Objective – Reproduce everything in the passage on why Balanced Scorecard initiatives fail, from "A primary reason" down to "improving organizational performance.".

Here are some of the key issues I have seen over the past several years that can cause a Balanced Scorecard initiative to fail:

Poorly Defined Metrics

Metrics need to be relevant and clear. They should be depicted with visual indicators that are easily understood. In addition, metrics need to be collected at the ideal frequency for making decisions, and defined in such a way that the measurement can be consistently applied across the firm, even if their targets of performance differ (and they should). A system that has sloppy or inconsistently defined metrics will be vulnerable to criticism by people who want to avoid accountability for results.

Lack of Efficient Data Collection and Reporting

A primary reason that companies overemphasize financial metrics at the expense of other important operating variables is the simple fact that systems already exist for collecting and reporting financial measures. Companies that deliberately plan to define the vital few metrics and commit the resources to automate data collection and subsequent reporting tend to achieve good results. Unfortunately, in most organizations, if collecting metrics data consumes too much time and energy, they will not be captured. That is why it is important to prioritize key performance indicators so you can be confident that your investment in metrics is spent on the information that will be most relevant to improving organizational performance.

Raw data –
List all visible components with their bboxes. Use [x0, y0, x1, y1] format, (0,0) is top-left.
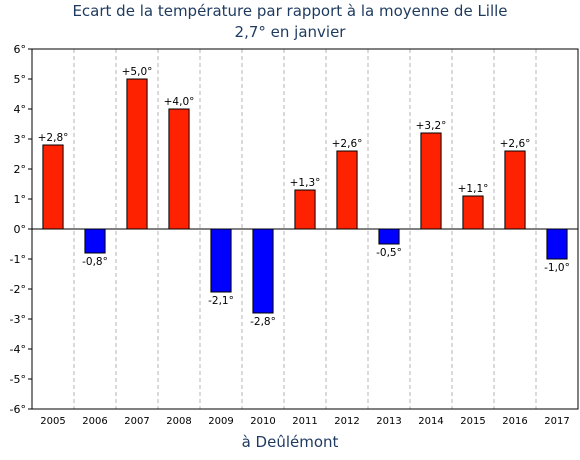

Exercise output –
A primary reason that companies overemphasize financial metrics at the expense of other important operating variables is the simple fact that systems already exist for collecting and reporting financial measures. Companies that deliberately plan to define the vital few metrics and commit the resources to automate data collection and subsequent reporting tend to achieve good results. Unfortunately, in most organizations, if collecting metrics data consumes too much time and energy, they will not be captured. That is why it is important to prioritize key performance indicators so you can be confident that your investment in metrics is spent on the information that will be most relevant to improving organizational performance.